* **LISTED ENTRIES**
»»

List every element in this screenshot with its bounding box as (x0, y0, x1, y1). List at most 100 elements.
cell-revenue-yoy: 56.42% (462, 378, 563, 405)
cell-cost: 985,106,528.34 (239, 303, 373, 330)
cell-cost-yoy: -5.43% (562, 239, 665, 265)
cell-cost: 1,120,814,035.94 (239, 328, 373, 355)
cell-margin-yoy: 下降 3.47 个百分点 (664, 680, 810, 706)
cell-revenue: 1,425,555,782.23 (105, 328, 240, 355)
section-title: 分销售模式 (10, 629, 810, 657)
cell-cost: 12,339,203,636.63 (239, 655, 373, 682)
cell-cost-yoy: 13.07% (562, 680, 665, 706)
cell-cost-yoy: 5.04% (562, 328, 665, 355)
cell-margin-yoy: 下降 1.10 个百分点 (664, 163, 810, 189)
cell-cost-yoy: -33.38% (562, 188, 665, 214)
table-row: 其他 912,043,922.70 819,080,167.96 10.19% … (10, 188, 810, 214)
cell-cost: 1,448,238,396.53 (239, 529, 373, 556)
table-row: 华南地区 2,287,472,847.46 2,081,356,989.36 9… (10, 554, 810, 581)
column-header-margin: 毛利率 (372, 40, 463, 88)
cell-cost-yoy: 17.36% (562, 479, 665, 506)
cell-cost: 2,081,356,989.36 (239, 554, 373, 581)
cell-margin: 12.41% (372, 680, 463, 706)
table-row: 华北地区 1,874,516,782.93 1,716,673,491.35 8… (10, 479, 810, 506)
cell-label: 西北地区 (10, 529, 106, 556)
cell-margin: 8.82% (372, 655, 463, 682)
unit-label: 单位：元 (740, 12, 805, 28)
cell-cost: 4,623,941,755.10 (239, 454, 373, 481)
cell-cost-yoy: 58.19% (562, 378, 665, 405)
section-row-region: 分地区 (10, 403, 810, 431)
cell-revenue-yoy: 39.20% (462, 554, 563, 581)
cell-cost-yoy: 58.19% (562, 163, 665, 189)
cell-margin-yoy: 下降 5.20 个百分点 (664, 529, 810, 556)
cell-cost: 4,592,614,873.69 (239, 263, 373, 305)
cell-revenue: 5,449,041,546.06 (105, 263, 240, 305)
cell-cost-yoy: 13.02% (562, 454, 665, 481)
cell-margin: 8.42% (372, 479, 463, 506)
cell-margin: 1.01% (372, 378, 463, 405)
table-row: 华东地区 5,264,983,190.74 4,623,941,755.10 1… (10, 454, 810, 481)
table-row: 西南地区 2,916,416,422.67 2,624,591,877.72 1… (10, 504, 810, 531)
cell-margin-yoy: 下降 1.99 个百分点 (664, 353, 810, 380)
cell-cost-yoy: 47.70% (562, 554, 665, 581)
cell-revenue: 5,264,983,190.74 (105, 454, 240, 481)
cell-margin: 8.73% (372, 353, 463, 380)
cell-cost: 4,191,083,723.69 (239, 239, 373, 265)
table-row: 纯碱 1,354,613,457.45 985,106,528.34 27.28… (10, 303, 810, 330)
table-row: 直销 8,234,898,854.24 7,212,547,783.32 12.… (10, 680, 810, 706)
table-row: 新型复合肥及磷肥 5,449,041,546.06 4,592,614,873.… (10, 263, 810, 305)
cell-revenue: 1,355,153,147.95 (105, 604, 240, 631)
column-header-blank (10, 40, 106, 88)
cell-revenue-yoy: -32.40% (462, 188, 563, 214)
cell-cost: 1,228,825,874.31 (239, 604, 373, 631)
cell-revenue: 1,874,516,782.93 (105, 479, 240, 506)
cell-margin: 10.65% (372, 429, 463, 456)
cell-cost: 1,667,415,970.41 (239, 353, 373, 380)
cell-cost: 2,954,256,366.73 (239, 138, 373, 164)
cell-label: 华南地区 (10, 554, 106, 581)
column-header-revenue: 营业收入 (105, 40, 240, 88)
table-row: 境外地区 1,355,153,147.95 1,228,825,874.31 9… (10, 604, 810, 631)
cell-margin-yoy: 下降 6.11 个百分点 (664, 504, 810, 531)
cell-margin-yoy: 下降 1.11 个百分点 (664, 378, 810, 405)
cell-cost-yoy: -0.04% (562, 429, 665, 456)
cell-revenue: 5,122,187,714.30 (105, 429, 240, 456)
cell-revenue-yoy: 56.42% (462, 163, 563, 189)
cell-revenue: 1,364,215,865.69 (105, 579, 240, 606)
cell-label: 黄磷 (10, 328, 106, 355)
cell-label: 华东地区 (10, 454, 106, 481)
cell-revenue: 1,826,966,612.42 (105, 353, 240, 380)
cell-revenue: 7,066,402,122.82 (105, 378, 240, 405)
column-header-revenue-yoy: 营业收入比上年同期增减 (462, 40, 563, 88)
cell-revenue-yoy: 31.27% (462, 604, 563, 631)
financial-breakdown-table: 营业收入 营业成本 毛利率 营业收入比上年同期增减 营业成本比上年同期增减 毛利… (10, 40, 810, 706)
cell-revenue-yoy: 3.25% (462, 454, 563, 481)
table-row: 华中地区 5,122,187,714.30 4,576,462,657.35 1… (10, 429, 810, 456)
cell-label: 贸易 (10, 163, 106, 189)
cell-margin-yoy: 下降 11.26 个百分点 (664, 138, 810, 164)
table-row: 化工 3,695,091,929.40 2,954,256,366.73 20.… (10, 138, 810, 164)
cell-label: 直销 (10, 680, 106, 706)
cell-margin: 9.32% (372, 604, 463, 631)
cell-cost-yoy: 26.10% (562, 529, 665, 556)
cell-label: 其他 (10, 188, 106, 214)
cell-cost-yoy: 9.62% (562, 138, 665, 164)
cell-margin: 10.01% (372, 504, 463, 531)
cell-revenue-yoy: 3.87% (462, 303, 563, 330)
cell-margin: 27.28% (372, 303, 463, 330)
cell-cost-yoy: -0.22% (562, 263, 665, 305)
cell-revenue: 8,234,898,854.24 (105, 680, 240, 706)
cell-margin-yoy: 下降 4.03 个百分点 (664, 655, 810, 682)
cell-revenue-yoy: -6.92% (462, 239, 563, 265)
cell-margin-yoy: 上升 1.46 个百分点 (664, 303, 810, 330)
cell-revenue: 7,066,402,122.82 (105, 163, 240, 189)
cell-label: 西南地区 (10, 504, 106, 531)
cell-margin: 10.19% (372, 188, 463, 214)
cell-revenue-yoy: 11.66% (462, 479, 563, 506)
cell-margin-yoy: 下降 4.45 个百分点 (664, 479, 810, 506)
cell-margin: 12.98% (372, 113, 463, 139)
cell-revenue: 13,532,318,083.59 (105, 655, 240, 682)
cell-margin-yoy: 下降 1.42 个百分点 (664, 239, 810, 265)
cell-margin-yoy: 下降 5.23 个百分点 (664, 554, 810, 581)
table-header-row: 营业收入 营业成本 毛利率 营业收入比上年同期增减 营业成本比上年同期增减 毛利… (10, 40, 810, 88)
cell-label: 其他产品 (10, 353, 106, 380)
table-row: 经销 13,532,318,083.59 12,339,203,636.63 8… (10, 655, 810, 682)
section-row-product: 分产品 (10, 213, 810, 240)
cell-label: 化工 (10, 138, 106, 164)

««

Write out all of the entries again, putting "cell-margin-change" wherever "cell-margin-yoy" appears and leaving everything else untouched.

List every element in this screenshot with its bounding box as (x0, y0, x1, y1). List at most 100 elements.
cell-revenue-yoy: 56.42% (462, 378, 563, 405)
cell-cost: 985,106,528.34 (239, 303, 373, 330)
cell-cost-yoy: -5.43% (562, 239, 665, 265)
cell-cost: 1,120,814,035.94 (239, 328, 373, 355)
cell-margin-change: 下降 3.47 个百分点 (664, 680, 810, 706)
cell-revenue: 1,425,555,782.23 (105, 328, 240, 355)
section-title: 分销售模式 (10, 629, 810, 657)
cell-cost: 12,339,203,636.63 (239, 655, 373, 682)
cell-cost-yoy: 13.07% (562, 680, 665, 706)
cell-cost-yoy: 5.04% (562, 328, 665, 355)
cell-margin-change: 下降 1.10 个百分点 (664, 163, 810, 189)
cell-cost-yoy: -33.38% (562, 188, 665, 214)
table-row: 其他 912,043,922.70 819,080,167.96 10.19% … (10, 188, 810, 214)
cell-cost: 1,448,238,396.53 (239, 529, 373, 556)
table-row: 华南地区 2,287,472,847.46 2,081,356,989.36 9… (10, 554, 810, 581)
column-header-margin: 毛利率 (372, 40, 463, 88)
cell-cost-yoy: 17.36% (562, 479, 665, 506)
cell-cost: 2,081,356,989.36 (239, 554, 373, 581)
cell-margin: 12.41% (372, 680, 463, 706)
table-row: 华北地区 1,874,516,782.93 1,716,673,491.35 8… (10, 479, 810, 506)
cell-label: 西北地区 (10, 529, 106, 556)
cell-margin: 8.82% (372, 655, 463, 682)
unit-label: 单位：元 (740, 12, 805, 28)
cell-cost: 4,623,941,755.10 (239, 454, 373, 481)
cell-cost-yoy: 58.19% (562, 378, 665, 405)
section-row-region: 分地区 (10, 403, 810, 431)
cell-revenue-yoy: 39.20% (462, 554, 563, 581)
cell-cost-yoy: 58.19% (562, 163, 665, 189)
cell-margin-change: 下降 5.20 个百分点 (664, 529, 810, 556)
cell-cost: 4,592,614,873.69 (239, 263, 373, 305)
cell-revenue: 5,449,041,546.06 (105, 263, 240, 305)
cell-cost-yoy: 13.02% (562, 454, 665, 481)
cell-margin: 8.42% (372, 479, 463, 506)
cell-margin: 1.01% (372, 378, 463, 405)
table-row: 华东地区 5,264,983,190.74 4,623,941,755.10 1… (10, 454, 810, 481)
table-row: 西南地区 2,916,416,422.67 2,624,591,877.72 1… (10, 504, 810, 531)
cell-margin-change: 下降 1.99 个百分点 (664, 353, 810, 380)
cell-cost-yoy: 47.70% (562, 554, 665, 581)
cell-revenue: 5,264,983,190.74 (105, 454, 240, 481)
cell-margin: 8.73% (372, 353, 463, 380)
cell-cost: 4,191,083,723.69 (239, 239, 373, 265)
table-row: 纯碱 1,354,613,457.45 985,106,528.34 27.28… (10, 303, 810, 330)
table-row: 直销 8,234,898,854.24 7,212,547,783.32 12.… (10, 680, 810, 706)
table-row: 新型复合肥及磷肥 5,449,041,546.06 4,592,614,873.… (10, 263, 810, 305)
cell-revenue: 1,355,153,147.95 (105, 604, 240, 631)
column-header-blank (10, 40, 106, 88)
cell-revenue-yoy: -32.40% (462, 188, 563, 214)
cell-cost: 1,228,825,874.31 (239, 604, 373, 631)
cell-revenue: 1,874,516,782.93 (105, 479, 240, 506)
cell-margin: 10.65% (372, 429, 463, 456)
cell-cost: 1,667,415,970.41 (239, 353, 373, 380)
cell-cost: 2,954,256,366.73 (239, 138, 373, 164)
cell-label: 华南地区 (10, 554, 106, 581)
column-header-revenue: 营业收入 (105, 40, 240, 88)
table-row: 境外地区 1,355,153,147.95 1,228,825,874.31 9… (10, 604, 810, 631)
cell-margin-change: 下降 6.11 个百分点 (664, 504, 810, 531)
cell-margin-change: 下降 1.11 个百分点 (664, 378, 810, 405)
cell-cost-yoy: -0.04% (562, 429, 665, 456)
cell-revenue: 5,122,187,714.30 (105, 429, 240, 456)
cell-revenue-yoy: 56.42% (462, 163, 563, 189)
cell-revenue: 1,364,215,865.69 (105, 579, 240, 606)
cell-label: 黄磷 (10, 328, 106, 355)
cell-label: 华东地区 (10, 454, 106, 481)
cell-revenue: 1,826,966,612.42 (105, 353, 240, 380)
cell-revenue: 7,066,402,122.82 (105, 378, 240, 405)
column-header-revenue-yoy: 营业收入比上年同期增减 (462, 40, 563, 88)
cell-revenue-yoy: 31.27% (462, 604, 563, 631)
financial-breakdown-table: 营业收入 营业成本 毛利率 营业收入比上年同期增减 营业成本比上年同期增减 毛利… (10, 40, 810, 706)
cell-revenue-yoy: 3.25% (462, 454, 563, 481)
table-row: 华中地区 5,122,187,714.30 4,576,462,657.35 1… (10, 429, 810, 456)
cell-label: 贸易 (10, 163, 106, 189)
cell-margin-change: 下降 11.26 个百分点 (664, 138, 810, 164)
table-row: 化工 3,695,091,929.40 2,954,256,366.73 20.… (10, 138, 810, 164)
cell-label: 直销 (10, 680, 106, 706)
cell-margin: 9.32% (372, 604, 463, 631)
cell-cost-yoy: 26.10% (562, 529, 665, 556)
cell-label: 其他 (10, 188, 106, 214)
cell-cost-yoy: 9.62% (562, 138, 665, 164)
cell-margin: 10.01% (372, 504, 463, 531)
cell-revenue-yoy: 3.87% (462, 303, 563, 330)
cell-margin: 27.28% (372, 303, 463, 330)
cell-cost-yoy: -0.22% (562, 263, 665, 305)
cell-revenue: 8,234,898,854.24 (105, 680, 240, 706)
cell-margin-change: 下降 4.03 个百分点 (664, 655, 810, 682)
cell-revenue-yoy: -6.92% (462, 239, 563, 265)
cell-margin-change: 上升 1.46 个百分点 (664, 303, 810, 330)
cell-revenue: 7,066,402,122.82 (105, 163, 240, 189)
cell-label: 西南地区 (10, 504, 106, 531)
cell-margin: 10.19% (372, 188, 463, 214)
cell-revenue-yoy: 11.66% (462, 479, 563, 506)
cell-margin-change: 下降 4.45 个百分点 (664, 479, 810, 506)
cell-margin: 12.98% (372, 113, 463, 139)
cell-revenue: 13,532,318,083.59 (105, 655, 240, 682)
cell-margin-change: 下降 1.42 个百分点 (664, 239, 810, 265)
cell-margin-change: 下降 5.23 个百分点 (664, 554, 810, 581)
table-header-row: 营业收入 营业成本 毛利率 营业收入比上年同期增减 营业成本比上年同期增减 毛利… (10, 40, 810, 88)
cell-label: 其他产品 (10, 353, 106, 380)
table-row: 经销 13,532,318,083.59 12,339,203,636.63 8… (10, 655, 810, 682)
section-row-product: 分产品 (10, 213, 810, 240)
cell-label: 化工 (10, 138, 106, 164)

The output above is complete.